══ Trecho do documento

Homilia do Santo Padre Francisco na Celebração Eucarística no Santuário João Paulo II, em Łagiewniki
El Papa En El Santuario De La Divina Misericordia, Polonia - @Servizio Fotografico - L'Osservatore Romano |
Na manhã deste sábado, o Santo Padre Francisco presidiu a
Celebração Eucarística no Santuário João Paulo II, em
Łagiewniki, para sacerdotes, religiosas e religiosos,leigos consagrados e
seminaristas. Eis o texto da homilia na íntegra:
***
“A passagem do Evangelho, que ouvimos (cf. Jo 20, 19-31), fala-nos de um lugar, um discípulo e um livro.
O lugar é aquele onde se encontravam os discípulos, na tarde de
Páscoa; dele, apenas se diz que as suas portas estavam fechadas (cf. v.
19). Oito dias depois, os discípulos ainda estavam naquela casa, e as
portas ainda estavam fechadas (cf. v. 26). Jesus entra lá, coloca-Se no
meio e leva a sua paz, o Espírito Santo e o perdão dos pecados: numa
palavra, a misericórdia de Deus. Dentro deste lugar fechado, ressoa
forte o convite que Jesus dirige aos seus: «Assim como o Pai me enviou,
também Eu vos envio a vós» (v. 21).
Jesus envia. Ele, desde o início, deseja que a Igreja esteja em
saída, vá pelo mundo. E quer que o faça assim como Ele próprio fez, como
Ele foi enviado ao mundo pelo Pai: não como poderoso mas na condição de
servo (cf. Flp 2, 7), não «para ser servido mas para servir» (Mc 10,
45) e para levar a Boa-Nova (cf. Lc 4, 18); e assim são enviados os
seus, em todos os tempos. Impressiona o contraste: enquanto os
discípulos fechavam as portas com medo, Jesus envia-os em missão; quer
que abram as portas e saiam para espalhar o perdão e a paz de Deus, com a
força do Espírito Santo.
Esta chamada é também para nós. Como não ouvir nela o eco do grande
convite de São João Paulo II: «Abri as portas»? Mas, na nossa vida de
sacerdotes e pessoas consagradas, pode haver muitas vezes a tentação de
permanecer um pouco fechados, por medo ou comodidade, em nós mesmos e
nos nossos sectores. E, no entanto, a direcção indicada por Jesus é de
sentido único: sair de nós mesmos. Trata-se de realizar um êxodo do
nosso eu, de perder a vida por Ele (cf. Mc 8, 35), seguindo o caminho do
dom de si mesmo. Por outro lado, Jesus não gosta das estradas
percorridas a metade, das portas entreabertas, das vidas com via dupla.
Pede para se meter à estrada leves, para sair renunciando às próprias
seguranças, firmes apenas n’Ele.

════
══ Entradas

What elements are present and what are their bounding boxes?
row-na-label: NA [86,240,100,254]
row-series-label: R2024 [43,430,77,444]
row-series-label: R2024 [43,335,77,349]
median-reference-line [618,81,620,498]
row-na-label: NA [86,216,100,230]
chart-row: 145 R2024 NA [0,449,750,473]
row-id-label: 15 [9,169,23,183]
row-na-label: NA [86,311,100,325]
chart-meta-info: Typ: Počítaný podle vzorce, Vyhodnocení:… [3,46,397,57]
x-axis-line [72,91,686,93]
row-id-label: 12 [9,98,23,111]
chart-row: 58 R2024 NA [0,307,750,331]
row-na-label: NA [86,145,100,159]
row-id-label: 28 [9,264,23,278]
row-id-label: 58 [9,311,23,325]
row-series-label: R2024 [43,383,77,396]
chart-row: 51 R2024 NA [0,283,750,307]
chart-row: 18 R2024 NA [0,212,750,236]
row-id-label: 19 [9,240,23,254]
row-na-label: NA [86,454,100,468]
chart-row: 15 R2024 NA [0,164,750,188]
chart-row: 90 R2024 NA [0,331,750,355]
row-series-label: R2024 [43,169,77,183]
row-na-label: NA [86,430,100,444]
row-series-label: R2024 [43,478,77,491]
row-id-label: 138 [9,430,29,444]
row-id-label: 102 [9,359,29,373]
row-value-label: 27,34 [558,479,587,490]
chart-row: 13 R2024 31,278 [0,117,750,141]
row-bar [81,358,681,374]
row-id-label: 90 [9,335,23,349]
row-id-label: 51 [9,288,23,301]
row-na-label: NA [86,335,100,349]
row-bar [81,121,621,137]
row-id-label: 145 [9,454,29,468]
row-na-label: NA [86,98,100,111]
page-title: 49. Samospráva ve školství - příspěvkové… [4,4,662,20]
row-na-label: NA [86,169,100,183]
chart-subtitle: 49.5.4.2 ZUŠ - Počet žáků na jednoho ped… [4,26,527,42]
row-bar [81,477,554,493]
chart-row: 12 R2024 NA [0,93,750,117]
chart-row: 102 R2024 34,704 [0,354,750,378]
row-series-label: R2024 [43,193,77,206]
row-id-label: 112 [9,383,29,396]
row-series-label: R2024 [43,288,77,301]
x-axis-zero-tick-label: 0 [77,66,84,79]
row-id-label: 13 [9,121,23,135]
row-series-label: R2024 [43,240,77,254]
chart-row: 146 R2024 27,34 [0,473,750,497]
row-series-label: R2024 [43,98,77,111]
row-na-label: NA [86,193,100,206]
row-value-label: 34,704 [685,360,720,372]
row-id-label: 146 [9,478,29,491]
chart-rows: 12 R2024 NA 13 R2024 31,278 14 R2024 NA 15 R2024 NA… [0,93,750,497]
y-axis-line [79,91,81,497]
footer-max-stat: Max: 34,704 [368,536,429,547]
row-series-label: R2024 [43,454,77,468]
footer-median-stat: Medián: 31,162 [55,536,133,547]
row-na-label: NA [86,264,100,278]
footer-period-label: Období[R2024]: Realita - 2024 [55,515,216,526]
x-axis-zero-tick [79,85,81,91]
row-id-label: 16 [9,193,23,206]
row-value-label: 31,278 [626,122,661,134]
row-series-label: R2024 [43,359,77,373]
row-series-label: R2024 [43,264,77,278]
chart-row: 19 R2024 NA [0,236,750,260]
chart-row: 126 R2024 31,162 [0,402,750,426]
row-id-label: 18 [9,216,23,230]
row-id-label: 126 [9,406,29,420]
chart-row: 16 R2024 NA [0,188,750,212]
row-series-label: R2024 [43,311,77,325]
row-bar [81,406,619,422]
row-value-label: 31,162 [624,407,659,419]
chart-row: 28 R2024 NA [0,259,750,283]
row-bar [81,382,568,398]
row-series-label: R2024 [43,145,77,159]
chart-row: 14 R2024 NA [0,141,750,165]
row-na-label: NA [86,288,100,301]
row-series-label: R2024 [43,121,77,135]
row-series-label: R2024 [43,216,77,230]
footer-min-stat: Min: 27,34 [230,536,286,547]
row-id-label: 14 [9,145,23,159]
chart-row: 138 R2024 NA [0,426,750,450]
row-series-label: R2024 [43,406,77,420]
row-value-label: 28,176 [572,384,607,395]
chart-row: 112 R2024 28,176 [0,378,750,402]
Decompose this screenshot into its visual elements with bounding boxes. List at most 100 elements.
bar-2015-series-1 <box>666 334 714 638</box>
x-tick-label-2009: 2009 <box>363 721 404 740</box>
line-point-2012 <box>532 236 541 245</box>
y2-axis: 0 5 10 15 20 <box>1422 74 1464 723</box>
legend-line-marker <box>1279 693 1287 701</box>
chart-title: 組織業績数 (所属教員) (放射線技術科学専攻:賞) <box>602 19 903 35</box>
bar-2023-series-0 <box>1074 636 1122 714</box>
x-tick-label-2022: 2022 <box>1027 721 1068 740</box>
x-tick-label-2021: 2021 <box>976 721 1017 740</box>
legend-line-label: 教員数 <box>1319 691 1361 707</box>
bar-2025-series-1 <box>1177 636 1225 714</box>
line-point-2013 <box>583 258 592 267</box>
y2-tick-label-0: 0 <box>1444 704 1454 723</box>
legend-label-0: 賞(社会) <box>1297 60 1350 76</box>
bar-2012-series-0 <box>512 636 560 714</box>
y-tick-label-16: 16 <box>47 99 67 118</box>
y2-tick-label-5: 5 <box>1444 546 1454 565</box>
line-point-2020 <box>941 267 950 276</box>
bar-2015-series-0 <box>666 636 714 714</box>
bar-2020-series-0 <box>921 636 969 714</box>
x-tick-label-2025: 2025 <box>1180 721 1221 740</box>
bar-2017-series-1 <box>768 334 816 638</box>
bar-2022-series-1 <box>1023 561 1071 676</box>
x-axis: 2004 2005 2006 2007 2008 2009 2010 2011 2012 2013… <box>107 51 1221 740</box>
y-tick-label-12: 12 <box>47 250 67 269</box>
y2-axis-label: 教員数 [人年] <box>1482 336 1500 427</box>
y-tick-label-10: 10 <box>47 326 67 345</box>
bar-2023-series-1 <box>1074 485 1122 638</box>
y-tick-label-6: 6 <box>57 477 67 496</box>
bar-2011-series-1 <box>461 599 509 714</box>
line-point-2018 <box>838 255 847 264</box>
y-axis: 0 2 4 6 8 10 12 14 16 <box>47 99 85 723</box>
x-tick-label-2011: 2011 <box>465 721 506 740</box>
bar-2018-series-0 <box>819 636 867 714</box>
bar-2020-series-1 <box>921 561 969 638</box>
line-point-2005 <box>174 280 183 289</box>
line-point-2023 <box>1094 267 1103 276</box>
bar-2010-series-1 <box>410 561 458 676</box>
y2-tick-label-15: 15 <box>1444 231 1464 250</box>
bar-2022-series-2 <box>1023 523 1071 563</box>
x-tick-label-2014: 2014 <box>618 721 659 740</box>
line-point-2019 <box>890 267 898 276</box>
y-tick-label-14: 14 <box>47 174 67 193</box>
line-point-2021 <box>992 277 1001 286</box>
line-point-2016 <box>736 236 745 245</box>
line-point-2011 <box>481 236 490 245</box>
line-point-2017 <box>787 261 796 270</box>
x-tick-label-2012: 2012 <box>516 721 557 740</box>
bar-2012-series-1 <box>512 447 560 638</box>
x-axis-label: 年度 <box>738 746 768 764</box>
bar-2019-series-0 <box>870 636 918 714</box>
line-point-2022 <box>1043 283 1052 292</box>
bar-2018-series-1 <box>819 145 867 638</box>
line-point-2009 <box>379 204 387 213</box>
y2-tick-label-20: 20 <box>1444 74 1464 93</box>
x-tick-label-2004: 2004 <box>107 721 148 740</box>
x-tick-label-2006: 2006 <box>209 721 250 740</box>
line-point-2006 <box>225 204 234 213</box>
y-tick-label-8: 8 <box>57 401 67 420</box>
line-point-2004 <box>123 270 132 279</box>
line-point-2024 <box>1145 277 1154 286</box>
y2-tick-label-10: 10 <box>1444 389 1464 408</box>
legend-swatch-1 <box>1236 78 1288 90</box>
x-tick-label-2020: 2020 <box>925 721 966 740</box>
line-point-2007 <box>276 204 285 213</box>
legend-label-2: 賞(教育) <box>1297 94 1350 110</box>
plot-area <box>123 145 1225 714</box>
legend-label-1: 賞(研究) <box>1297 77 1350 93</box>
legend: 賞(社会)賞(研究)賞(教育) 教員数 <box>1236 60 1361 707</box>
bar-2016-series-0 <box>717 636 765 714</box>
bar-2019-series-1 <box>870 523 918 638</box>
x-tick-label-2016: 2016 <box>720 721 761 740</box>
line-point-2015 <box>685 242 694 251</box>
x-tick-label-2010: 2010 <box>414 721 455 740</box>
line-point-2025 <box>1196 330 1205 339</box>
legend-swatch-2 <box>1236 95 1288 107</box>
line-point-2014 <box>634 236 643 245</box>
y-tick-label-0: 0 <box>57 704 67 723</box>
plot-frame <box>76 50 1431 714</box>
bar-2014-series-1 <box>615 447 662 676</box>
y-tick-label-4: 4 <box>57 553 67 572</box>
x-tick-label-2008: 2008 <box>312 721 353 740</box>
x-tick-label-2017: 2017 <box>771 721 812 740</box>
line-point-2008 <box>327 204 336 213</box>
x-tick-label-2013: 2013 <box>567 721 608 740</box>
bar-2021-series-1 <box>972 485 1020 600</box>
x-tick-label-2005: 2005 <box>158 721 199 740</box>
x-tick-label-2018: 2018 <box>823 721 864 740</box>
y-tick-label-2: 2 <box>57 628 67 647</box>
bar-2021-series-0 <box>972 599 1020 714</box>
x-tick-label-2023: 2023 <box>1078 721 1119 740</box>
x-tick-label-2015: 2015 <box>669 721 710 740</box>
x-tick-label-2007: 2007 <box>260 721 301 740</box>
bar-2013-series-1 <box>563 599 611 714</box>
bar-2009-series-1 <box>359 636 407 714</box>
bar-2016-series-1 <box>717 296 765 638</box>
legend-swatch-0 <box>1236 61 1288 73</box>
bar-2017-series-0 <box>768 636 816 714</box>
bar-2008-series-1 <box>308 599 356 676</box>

════

■ **Instrução A**
Reúna todas as linhas das entradas que contêm a palavra "plot", diferenciando maiúsculas de minúsculas.
■ **Instrução B**
Por favor, retome a homilia sobre a passagem do Evangelho a partir de onde ela termina.
A homilia e as entradas têm origens diferentes.

■ **Resultado da tarefa A**
plot-area <box>123 145 1225 714</box>
plot-frame <box>76 50 1431 714</box>

■ **Resultado da tarefa B**
Por outras palavras, a vida dos seus discípulos mais íntimos, como
nós somos chamados a ser, é feita de amor concreto, isto é, de serviço e
disponibilidade; é uma vida onde não existem – ou, pelo menos, não
deveriam existir – espaços fechados e propriedades privadas para própria
comodidade. Quem escolheu configurar com Jesus toda a existência já não
escolhe os próprios locais, mas vai para onde é enviado; pronto a
responder a quem o chama, já não escolhe sequer os tempos próprios. A
casa onde habita não lhe pertence, porque a Igreja e o mundo são os
espaços abertos da sua missão. O seu tesouro é colocar o Senhor no meio
da vida, sem nada mais procurar para si. Assim foge das situações
gratificantes que o colocariam no centro, não se ergue sobre os trémulos
pedestais dos poderes do mundo, nem se reclina nas comodidades que
enfraquecem a evangelização; não perde tempo a projectar um futuro seguro
e bem retribuído, para evitar o risco de ficar à margem e sombrio,
fechado nos muros estreitos dum egoísmo sem esperança nem alegria. Feliz
no Senhor, não se contenta com uma vida medíocre, mas arde em desejo de
dar testemunho e alcançar os outros; gosta de arriscar e sair, não
forçado por sendas já traçadas, mas aberto e fiel às rotas indicadas
pelo Espírito: contrário a deixar correr a vida, alegra-se por
evangelizar.
No Evangelho de hoje, sobressai em segundo lugar a figura do único
discípulo nomeado: Tomé. Na sua dúvida e ânsia de querer entender, este
discípulo bastante teimoso assemelha-se-nos um pouco e até aparece
simpático a nossos olhos. Sem o saber, dá-nos um grande presente:
deixa-nos mais perto de Deus, porque Deus não Se esconde de quem O
procura. Jesus mostrou-lhe as suas chagas gloriosas, faz-lhe tocar com a
mão a ternura infinita de Deus, os sinais vivos de quanto sofreu por
amor dos homens.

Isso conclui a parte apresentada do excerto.